Exercise description ▸
Retype the whole listing verbatim and keep the pictures out of it.

Provided information ▸
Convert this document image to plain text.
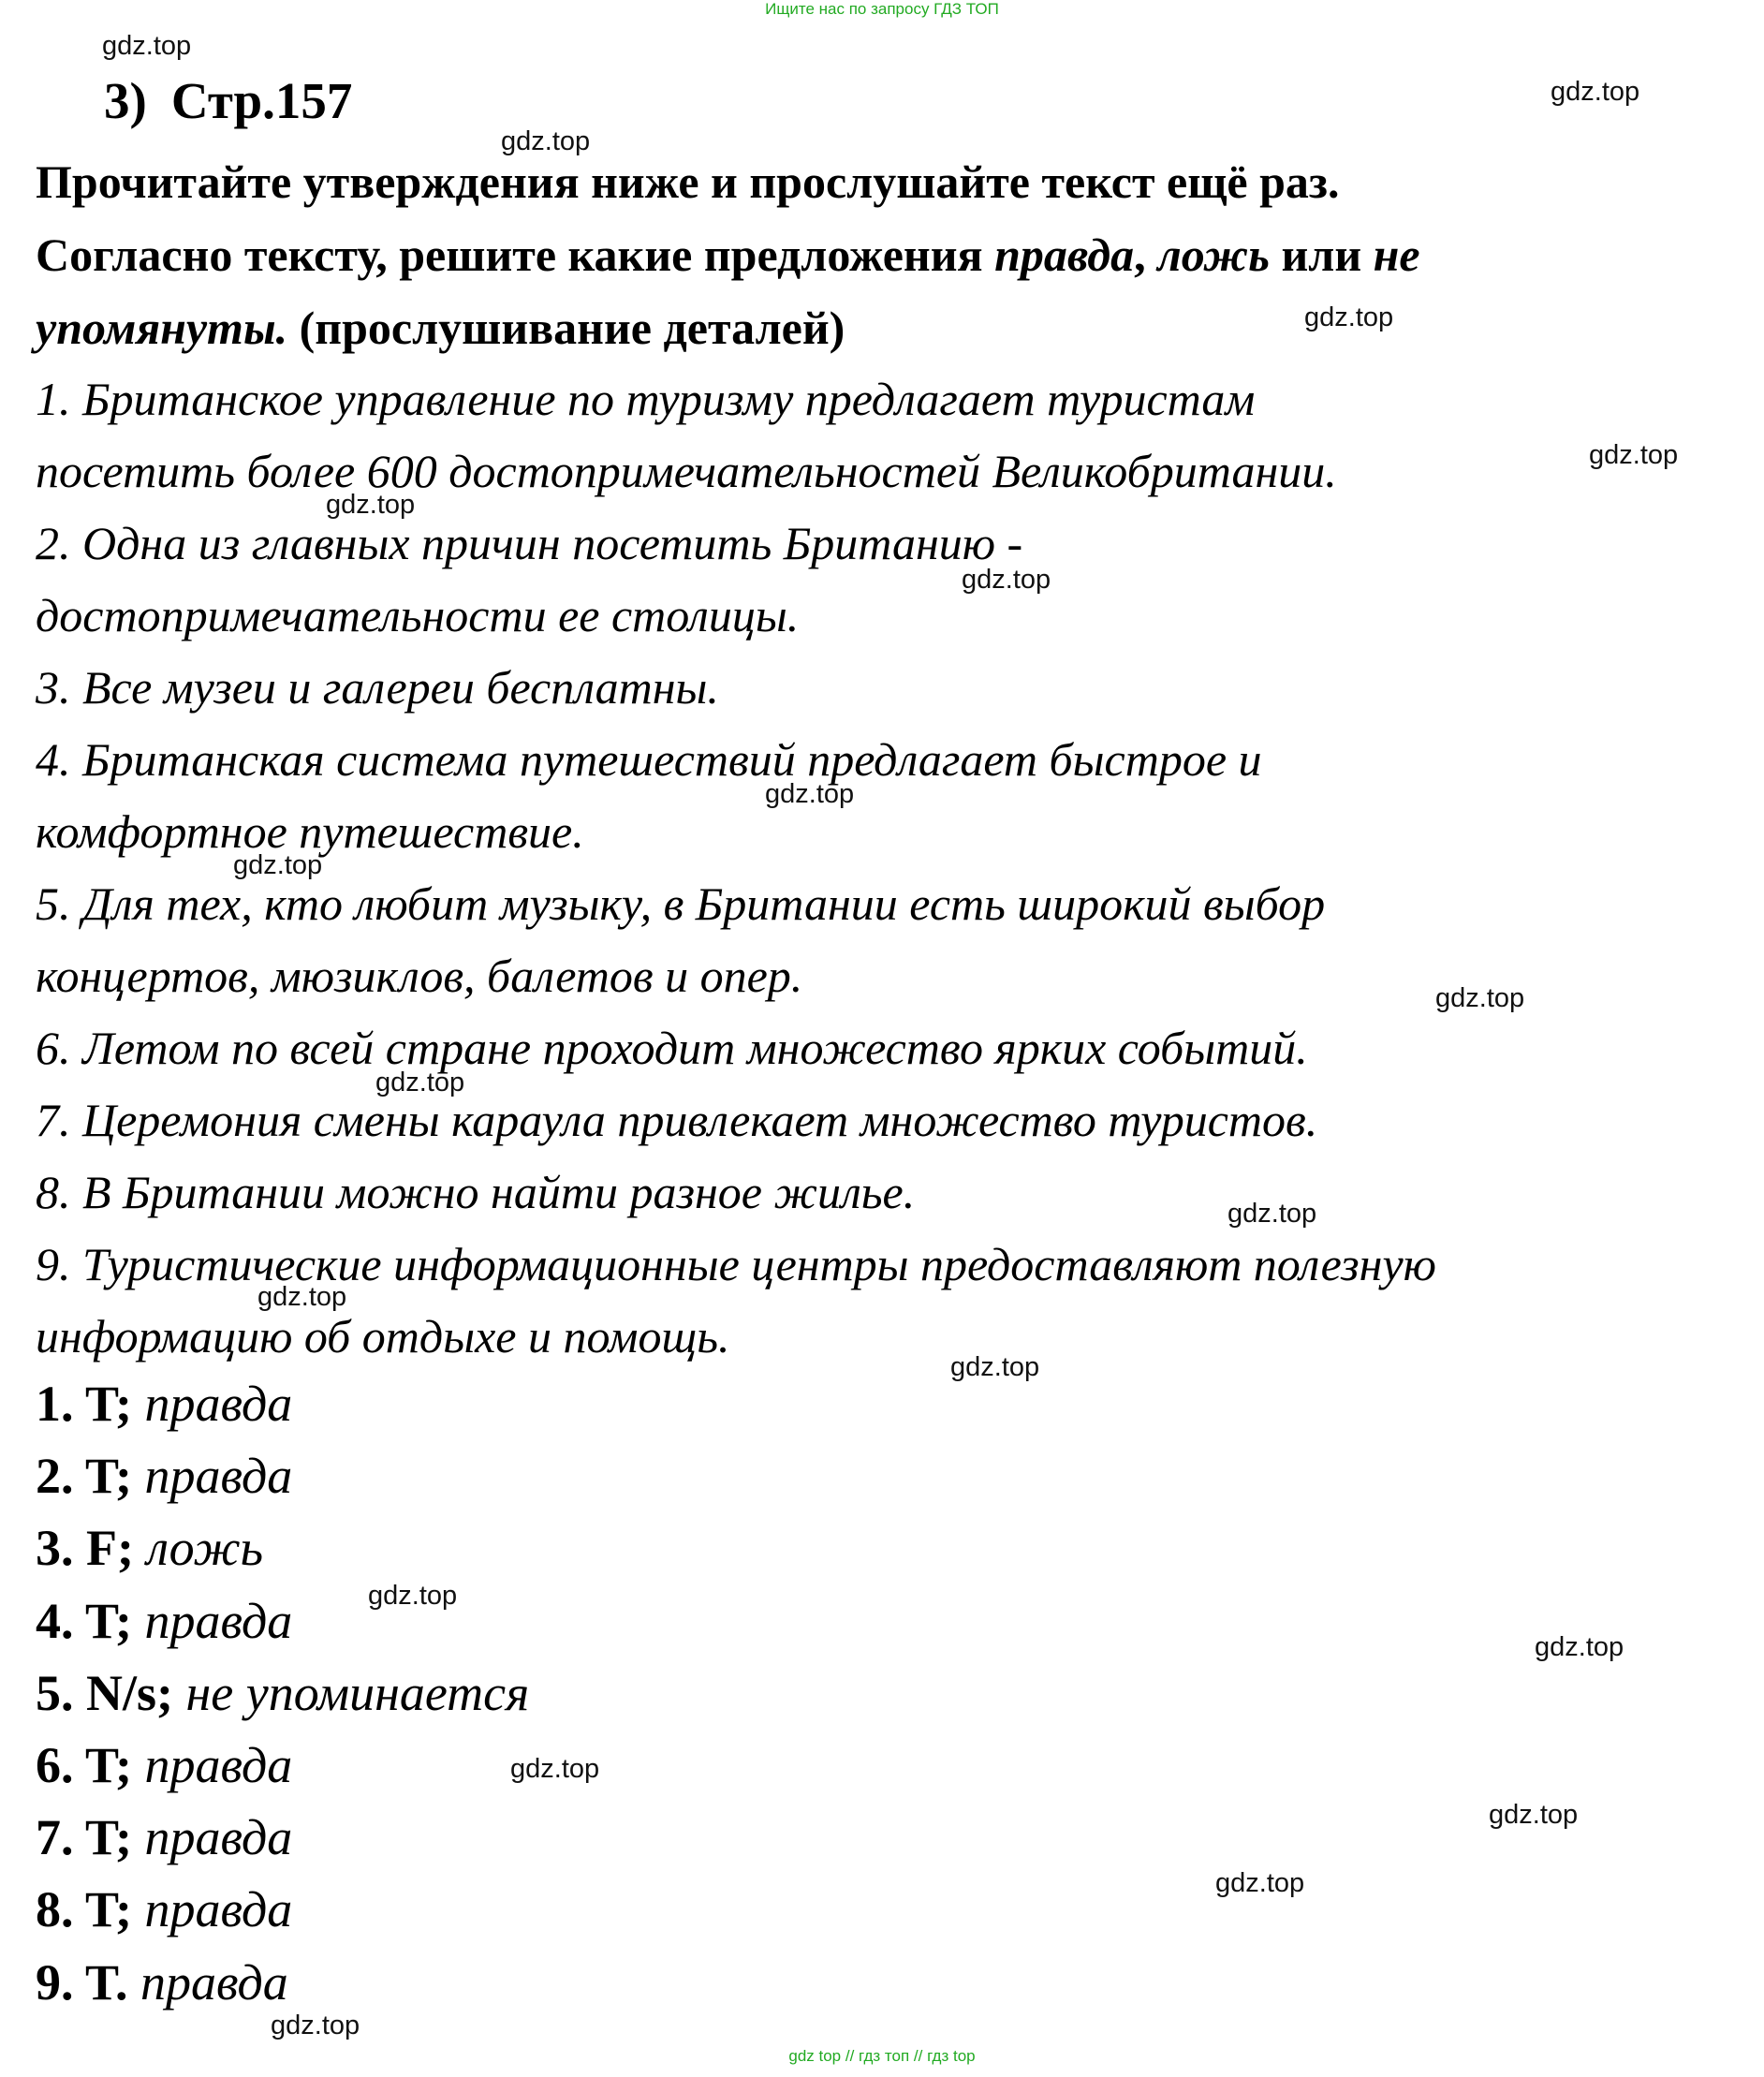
Ищите нас по запросу ГДЗ ТОП
gdz.top
gdz.top
gdz.top
gdz.top
gdz.top
gdz.top
gdz.top
gdz.top
gdz.top
gdz.top
gdz.top
gdz.top
gdz.top
gdz.top
gdz.top
gdz.top
gdz.top
gdz.top
gdz.top
gdz.top
3) Стр.157
Прочитайте утверждения ниже и прослушайте текст ещё раз.
Согласно тексту, решите какие предложения правда, ложь или не
упомянуты. (прослушивание деталей)
1. Британское управление по туризму предлагает туристам
посетить более 600 достопримечательностей Великобритании.
2. Одна из главных причин посетить Британию -
достопримечательности ее столицы.
3. Все музеи и галереи бесплатны.
4. Британская система путешествий предлагает быстрое и
комфортное путешествие.
5. Для тех, кто любит музыку, в Британии есть широкий выбор
концертов, мюзиклов, балетов и опер.
6. Летом по всей стране проходит множество ярких событий.
7. Церемония смены караула привлекает множество туристов.
8. В Британии можно найти разное жилье.
9. Туристические информационные центры предоставляют полезную
информацию об отдыхе и помощь.
1. T; правда
2. T; правда
3. F; ложь
4. T; правда
5. N/s; не упоминается
6. T; правда
7. T; правда
8. T; правда
9. T. правда
gdz top // гдз топ // гдз top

Response below ▸
Convert this document image to plain text.
Ищите нас по запросу ГДЗ ТОП
gdz.top
gdz.top
gdz.top
gdz.top
gdz.top
gdz.top
gdz.top
gdz.top
gdz.top
gdz.top
gdz.top
gdz.top
gdz.top
gdz.top
gdz.top
gdz.top
gdz.top
gdz.top
gdz.top
gdz.top
3) Стр.157
Прочитайте утверждения ниже и прослушайте текст ещё раз.
Согласно тексту, решите какие предложения правда, ложь или не
упомянуты. (прослушивание деталей)
1. Британское управление по туризму предлагает туристам
посетить более 600 достопримечательностей Великобритании.
2. Одна из главных причин посетить Британию -
достопримечательности ее столицы.
3. Все музеи и галереи бесплатны.
4. Британская система путешествий предлагает быстрое и
комфортное путешествие.
5. Для тех, кто любит музыку, в Британии есть широкий выбор
концертов, мюзиклов, балетов и опер.
6. Летом по всей стране проходит множество ярких событий.
7. Церемония смены караула привлекает множество туристов.
8. В Британии можно найти разное жилье.
9. Туристические информационные центры предоставляют полезную
информацию об отдыхе и помощь.
1. T; правда
2. T; правда
3. F; ложь
4. T; правда
5. N/s; не упоминается
6. T; правда
7. T; правда
8. T; правда
9. T. правда
gdz top // гдз топ // гдз top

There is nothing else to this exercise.